── Input rows ──
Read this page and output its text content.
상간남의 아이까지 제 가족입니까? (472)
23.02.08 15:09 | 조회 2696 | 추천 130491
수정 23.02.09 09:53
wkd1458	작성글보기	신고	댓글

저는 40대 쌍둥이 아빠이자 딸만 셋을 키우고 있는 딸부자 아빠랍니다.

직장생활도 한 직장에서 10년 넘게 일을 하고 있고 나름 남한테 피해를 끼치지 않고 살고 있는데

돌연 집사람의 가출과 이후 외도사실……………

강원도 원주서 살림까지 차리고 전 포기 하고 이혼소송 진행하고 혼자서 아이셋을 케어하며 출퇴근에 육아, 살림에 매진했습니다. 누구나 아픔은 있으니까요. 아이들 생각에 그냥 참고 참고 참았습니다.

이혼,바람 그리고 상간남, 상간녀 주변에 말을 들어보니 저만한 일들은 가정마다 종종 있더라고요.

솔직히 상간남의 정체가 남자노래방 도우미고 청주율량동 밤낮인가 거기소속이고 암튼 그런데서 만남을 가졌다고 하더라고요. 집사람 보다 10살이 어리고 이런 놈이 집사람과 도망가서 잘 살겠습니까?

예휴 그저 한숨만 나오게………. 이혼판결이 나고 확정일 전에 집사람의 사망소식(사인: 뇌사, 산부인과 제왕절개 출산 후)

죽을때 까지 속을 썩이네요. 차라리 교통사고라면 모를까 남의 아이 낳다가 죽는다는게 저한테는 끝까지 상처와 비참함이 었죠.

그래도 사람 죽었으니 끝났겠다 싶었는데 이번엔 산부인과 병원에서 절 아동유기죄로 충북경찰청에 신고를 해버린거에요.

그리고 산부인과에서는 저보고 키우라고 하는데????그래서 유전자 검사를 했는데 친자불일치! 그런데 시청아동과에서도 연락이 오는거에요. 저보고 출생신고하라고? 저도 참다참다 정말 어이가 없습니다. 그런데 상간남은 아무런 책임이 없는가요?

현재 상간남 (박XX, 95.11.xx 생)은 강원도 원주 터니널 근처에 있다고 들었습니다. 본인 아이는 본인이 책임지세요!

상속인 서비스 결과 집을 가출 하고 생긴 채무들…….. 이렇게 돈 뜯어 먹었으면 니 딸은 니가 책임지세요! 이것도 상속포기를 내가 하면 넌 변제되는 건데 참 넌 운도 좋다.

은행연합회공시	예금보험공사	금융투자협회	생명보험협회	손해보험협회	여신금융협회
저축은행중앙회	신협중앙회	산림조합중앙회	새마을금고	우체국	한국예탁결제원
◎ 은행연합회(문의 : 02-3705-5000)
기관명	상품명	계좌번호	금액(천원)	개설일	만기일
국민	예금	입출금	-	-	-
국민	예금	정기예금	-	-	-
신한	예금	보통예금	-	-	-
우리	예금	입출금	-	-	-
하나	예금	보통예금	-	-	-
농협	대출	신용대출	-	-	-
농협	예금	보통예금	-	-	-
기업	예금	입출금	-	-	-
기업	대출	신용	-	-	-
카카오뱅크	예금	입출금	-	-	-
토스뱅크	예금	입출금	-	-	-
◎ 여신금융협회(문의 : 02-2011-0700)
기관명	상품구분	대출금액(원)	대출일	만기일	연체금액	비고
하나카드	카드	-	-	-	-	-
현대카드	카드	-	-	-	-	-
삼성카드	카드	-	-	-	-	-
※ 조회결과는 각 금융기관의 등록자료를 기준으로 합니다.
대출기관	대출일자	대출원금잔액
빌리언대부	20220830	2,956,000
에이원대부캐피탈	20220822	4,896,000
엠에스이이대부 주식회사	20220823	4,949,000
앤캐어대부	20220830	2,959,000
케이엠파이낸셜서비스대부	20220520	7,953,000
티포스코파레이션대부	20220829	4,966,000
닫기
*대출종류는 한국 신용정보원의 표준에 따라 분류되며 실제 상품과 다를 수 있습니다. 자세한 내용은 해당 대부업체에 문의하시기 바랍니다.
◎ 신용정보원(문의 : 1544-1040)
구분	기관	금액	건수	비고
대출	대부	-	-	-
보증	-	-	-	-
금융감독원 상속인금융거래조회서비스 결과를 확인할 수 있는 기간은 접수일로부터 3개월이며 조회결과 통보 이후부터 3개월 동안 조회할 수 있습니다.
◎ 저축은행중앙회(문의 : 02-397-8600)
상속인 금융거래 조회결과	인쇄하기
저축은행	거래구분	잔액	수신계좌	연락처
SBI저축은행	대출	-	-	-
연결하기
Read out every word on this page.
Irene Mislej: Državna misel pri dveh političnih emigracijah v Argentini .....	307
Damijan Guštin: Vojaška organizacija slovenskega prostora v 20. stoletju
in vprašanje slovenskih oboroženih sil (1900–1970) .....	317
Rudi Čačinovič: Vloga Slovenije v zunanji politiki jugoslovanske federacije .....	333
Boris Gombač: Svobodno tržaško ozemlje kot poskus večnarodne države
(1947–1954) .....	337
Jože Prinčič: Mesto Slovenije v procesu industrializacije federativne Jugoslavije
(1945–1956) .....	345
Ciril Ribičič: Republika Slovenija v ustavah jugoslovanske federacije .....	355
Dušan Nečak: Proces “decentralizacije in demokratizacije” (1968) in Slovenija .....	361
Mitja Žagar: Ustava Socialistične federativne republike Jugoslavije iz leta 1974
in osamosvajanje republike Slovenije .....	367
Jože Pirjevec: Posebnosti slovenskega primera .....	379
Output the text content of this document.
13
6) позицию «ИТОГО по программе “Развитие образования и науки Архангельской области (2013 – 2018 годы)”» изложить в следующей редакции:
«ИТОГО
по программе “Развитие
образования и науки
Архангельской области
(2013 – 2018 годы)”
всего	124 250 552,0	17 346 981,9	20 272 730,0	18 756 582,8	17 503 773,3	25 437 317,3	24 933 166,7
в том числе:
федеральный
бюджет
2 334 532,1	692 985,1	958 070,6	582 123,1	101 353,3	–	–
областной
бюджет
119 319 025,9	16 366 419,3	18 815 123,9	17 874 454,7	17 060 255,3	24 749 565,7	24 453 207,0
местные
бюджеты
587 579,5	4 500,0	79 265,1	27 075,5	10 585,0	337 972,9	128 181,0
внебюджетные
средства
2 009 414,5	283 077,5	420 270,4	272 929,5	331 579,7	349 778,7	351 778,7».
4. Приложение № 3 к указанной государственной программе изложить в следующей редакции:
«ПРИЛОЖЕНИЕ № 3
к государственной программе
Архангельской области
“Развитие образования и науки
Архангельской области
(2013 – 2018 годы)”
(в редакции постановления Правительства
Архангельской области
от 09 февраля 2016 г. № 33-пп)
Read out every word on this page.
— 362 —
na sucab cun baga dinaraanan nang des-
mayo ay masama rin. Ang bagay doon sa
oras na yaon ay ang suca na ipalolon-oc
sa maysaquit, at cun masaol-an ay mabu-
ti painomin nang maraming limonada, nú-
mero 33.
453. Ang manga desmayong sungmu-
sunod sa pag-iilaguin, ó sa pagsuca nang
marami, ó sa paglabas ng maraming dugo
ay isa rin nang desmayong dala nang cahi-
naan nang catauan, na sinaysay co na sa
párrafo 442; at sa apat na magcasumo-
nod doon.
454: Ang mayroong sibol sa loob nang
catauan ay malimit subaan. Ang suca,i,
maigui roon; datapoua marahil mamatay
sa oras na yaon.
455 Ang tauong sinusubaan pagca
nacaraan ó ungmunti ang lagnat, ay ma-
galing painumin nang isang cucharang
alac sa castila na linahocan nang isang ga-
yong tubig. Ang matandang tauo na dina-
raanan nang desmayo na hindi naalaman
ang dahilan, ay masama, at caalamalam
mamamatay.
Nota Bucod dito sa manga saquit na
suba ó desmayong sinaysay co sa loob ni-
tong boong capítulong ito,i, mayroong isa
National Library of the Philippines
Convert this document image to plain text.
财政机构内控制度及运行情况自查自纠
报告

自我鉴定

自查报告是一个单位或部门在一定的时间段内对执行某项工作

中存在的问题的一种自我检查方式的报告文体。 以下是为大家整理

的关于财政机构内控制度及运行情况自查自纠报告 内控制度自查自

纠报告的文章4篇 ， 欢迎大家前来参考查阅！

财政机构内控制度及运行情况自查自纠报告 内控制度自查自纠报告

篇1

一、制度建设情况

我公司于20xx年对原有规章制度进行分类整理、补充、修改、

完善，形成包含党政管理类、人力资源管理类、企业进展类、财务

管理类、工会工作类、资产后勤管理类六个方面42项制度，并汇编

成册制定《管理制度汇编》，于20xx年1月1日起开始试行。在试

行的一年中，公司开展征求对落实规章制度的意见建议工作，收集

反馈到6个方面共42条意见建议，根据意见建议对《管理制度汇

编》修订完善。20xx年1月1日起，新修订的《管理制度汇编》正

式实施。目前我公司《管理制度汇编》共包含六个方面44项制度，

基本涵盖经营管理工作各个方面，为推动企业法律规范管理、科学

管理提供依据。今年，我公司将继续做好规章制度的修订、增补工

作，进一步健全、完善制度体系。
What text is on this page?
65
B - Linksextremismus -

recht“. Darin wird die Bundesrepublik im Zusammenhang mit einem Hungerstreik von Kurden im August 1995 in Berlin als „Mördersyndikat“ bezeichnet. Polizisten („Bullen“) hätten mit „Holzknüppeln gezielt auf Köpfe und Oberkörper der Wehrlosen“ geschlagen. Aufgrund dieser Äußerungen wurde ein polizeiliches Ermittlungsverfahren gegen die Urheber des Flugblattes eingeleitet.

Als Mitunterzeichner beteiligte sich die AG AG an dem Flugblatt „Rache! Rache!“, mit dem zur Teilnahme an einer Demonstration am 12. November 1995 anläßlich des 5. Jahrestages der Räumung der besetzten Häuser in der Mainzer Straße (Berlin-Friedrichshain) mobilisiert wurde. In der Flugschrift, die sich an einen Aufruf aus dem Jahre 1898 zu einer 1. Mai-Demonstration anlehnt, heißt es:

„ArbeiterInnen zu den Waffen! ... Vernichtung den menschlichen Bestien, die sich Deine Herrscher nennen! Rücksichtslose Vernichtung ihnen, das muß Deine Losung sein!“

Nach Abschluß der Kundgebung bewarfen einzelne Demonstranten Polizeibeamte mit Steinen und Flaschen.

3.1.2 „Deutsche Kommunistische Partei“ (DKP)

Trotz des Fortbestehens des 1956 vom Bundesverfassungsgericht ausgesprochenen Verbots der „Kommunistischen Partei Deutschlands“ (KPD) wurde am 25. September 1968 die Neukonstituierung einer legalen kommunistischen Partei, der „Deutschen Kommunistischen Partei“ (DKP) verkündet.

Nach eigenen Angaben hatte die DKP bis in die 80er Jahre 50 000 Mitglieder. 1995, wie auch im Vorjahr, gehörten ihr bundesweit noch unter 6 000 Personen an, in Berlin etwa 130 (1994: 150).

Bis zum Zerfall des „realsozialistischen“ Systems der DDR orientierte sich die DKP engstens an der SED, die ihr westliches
───
▶ _Given exercise_: Collect, from the material above, every line containing the word "nang".

▶ _The solution_:
na sucab cun baga dinaraanan nang des-
ti painomin nang maraming limonada, nú-
sunod sa pag-iilaguin, ó sa pagsuca nang
ay isa rin nang desmayong dala nang cahi-
naan nang catauan, na sinaysay co na sa
454: Ang mayroong sibol sa loob nang
galing painumin nang isang cucharang
alac sa castila na linahocan nang isang ga-
raanan nang desmayo na hindi naalaman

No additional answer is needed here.